# TASK INPUTS start

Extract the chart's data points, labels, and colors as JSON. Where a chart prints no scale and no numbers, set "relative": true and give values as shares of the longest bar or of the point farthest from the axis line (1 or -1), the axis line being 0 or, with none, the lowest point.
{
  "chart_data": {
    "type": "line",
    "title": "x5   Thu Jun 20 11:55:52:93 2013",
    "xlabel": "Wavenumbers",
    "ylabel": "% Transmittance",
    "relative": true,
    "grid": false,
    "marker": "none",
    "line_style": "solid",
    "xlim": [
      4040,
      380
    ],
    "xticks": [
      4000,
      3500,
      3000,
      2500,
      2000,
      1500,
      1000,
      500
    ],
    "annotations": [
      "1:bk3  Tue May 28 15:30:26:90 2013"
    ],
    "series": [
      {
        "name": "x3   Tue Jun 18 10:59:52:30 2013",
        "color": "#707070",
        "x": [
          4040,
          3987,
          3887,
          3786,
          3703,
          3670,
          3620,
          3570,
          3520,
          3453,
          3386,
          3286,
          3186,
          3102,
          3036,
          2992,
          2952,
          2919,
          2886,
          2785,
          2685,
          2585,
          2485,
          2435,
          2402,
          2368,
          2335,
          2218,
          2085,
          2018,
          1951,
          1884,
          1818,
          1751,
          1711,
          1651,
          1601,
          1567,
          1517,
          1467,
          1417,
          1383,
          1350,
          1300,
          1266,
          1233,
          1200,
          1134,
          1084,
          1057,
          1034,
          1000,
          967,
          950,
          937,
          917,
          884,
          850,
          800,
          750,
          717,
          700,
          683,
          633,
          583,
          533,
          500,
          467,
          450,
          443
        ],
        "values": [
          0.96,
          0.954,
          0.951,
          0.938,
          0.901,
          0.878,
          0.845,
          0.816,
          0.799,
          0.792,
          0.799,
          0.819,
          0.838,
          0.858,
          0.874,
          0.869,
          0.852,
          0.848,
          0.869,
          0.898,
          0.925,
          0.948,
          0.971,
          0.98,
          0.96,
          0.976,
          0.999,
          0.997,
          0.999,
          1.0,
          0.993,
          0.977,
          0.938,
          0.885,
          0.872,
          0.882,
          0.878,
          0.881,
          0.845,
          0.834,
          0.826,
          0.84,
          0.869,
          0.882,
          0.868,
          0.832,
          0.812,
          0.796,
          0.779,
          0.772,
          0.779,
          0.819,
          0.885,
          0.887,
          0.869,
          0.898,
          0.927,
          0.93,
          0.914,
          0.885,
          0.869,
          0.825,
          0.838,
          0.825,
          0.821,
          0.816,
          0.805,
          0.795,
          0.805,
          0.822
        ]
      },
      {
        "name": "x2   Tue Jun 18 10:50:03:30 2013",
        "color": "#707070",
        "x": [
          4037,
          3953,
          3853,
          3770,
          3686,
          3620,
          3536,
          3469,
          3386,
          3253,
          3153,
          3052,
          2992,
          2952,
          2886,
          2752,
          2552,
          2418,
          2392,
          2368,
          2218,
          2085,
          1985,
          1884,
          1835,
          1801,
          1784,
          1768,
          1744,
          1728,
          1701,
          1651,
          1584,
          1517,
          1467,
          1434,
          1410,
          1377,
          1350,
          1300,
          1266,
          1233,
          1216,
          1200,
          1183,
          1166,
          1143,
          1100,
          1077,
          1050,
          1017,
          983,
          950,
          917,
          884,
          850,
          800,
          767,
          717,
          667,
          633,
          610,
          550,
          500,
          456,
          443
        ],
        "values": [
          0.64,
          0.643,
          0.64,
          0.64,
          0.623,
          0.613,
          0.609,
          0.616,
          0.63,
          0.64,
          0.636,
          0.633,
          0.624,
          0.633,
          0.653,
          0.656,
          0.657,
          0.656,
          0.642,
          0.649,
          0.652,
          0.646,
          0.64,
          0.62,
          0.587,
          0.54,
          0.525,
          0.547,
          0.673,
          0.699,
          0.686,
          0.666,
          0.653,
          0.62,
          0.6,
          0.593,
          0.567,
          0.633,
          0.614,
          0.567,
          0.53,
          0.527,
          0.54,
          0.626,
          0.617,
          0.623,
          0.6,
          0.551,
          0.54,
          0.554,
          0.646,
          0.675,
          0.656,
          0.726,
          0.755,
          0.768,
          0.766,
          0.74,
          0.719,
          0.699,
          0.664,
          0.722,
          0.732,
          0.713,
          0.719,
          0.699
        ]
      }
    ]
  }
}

# TASK INPUTS end

DO THIS:
Please set down all the data word for word.

RESULT FOR THIS EXERCISE:
Extract the chart's data points, labels, and colors as JSON. Where a chart prints no scale and no numbers, set "relative": true and give values as shares of the longest bar or of the point farthest from the axis line (1 or -1), the axis line being 0 or, with none, the lowest point.
{
  "chart_data": {
    "type": "line",
    "title": "x5   Thu Jun 20 11:55:52:93 2013",
    "xlabel": "Wavenumbers",
    "ylabel": "% Transmittance",
    "relative": true,
    "grid": false,
    "marker": "none",
    "line_style": "solid",
    "xlim": [
      4040,
      380
    ],
    "xticks": [
      4000,
      3500,
      3000,
      2500,
      2000,
      1500,
      1000,
      500
    ],
    "annotations": [
      "1:bk3  Tue May 28 15:30:26:90 2013"
    ],
    "series": [
      {
        "name": "x3   Tue Jun 18 10:59:52:30 2013",
        "color": "#707070",
        "x": [
          4040,
          3987,
          3887,
          3786,
          3703,
          3670,
          3620,
          3570,
          3520,
          3453,
          3386,
          3286,
          3186,
          3102,
          3036,
          2992,
          2952,
          2919,
          2886,
          2785,
          2685,
          2585,
          2485,
          2435,
          2402,
          2368,
          2335,
          2218,
          2085,
          2018,
          1951,
          1884,
          1818,
          1751,
          1711,
          1651,
          1601,
          1567,
          1517,
          1467,
          1417,
          1383,
          1350,
          1300,
          1266,
          1233,
          1200,
          1134,
          1084,
          1057,
          1034,
          1000,
          967,
          950,
          937,
          917,
          884,
          850,
          800,
          750,
          717,
          700,
          683,
          633,
          583,
          533,
          500,
          467,
          450,
          443
        ],
        "values": [
          0.96,
          0.954,
          0.951,
          0.938,
          0.901,
          0.878,
          0.845,
          0.816,
          0.799,
          0.792,
          0.799,
          0.819,
          0.838,
          0.858,
          0.874,
          0.869,
          0.852,
          0.848,
          0.869,
          0.898,
          0.925,
          0.948,
          0.971,
          0.98,
          0.96,
          0.976,
          0.999,
          0.997,
          0.999,
          1.0,
          0.993,
          0.977,
          0.938,
          0.885,
          0.872,
          0.882,
          0.878,
          0.881,
          0.845,
          0.834,
          0.826,
          0.84,
          0.869,
          0.882,
          0.868,
          0.832,
          0.812,
          0.796,
          0.779,
          0.772,
          0.779,
          0.819,
          0.885,
          0.887,
          0.869,
          0.898,
          0.927,
          0.93,
          0.914,
          0.885,
          0.869,
          0.825,
          0.838,
          0.825,
          0.821,
          0.816,
          0.805,
          0.795,
          0.805,
          0.822
        ]
      },
      {
        "name": "x2   Tue Jun 18 10:50:03:30 2013",
        "color": "#707070",
        "x": [
          4037,
          3953,
          3853,
          3770,
          3686,
          3620,
          3536,
          3469,
          3386,
          3253,
          3153,
          3052,
          2992,
          2952,
          2886,
          2752,
          2552,
          2418,
          2392,
          2368,
          2218,
          2085,
          1985,
          1884,
          1835,
          1801,
          1784,
          1768,
          1744,
          1728,
          1701,
          1651,
          1584,
          1517,
          1467,
          1434,
          1410,
          1377,
          1350,
          1300,
          1266,
          1233,
          1216,
          1200,
          1183,
          1166,
          1143,
          1100,
          1077,
          1050,
          1017,
          983,
          950,
          917,
          884,
          850,
          800,
          767,
          717,
          667,
          633,
          610,
          550,
          500,
          456,
          443
        ],
        "values": [
          0.64,
          0.643,
          0.64,
          0.64,
          0.623,
          0.613,
          0.609,
          0.616,
          0.63,
          0.64,
          0.636,
          0.633,
          0.624,
          0.633,
          0.653,
          0.656,
          0.657,
          0.656,
          0.642,
          0.649,
          0.652,
          0.646,
          0.64,
          0.62,
          0.587,
          0.54,
          0.525,
          0.547,
          0.673,
          0.699,
          0.686,
          0.666,
          0.653,
          0.62,
          0.6,
          0.593,
          0.567,
          0.633,
          0.614,
          0.567,
          0.53,
          0.527,
          0.54,
          0.626,
          0.617,
          0.623,
          0.6,
          0.551,
          0.54,
          0.554,
          0.646,
          0.675,
          0.656,
          0.726,
          0.755,
          0.768,
          0.766,
          0.74,
          0.719,
          0.699,
          0.664,
          0.722,
          0.732,
          0.713,
          0.719,
          0.699
        ]
      }
    ]
  }
}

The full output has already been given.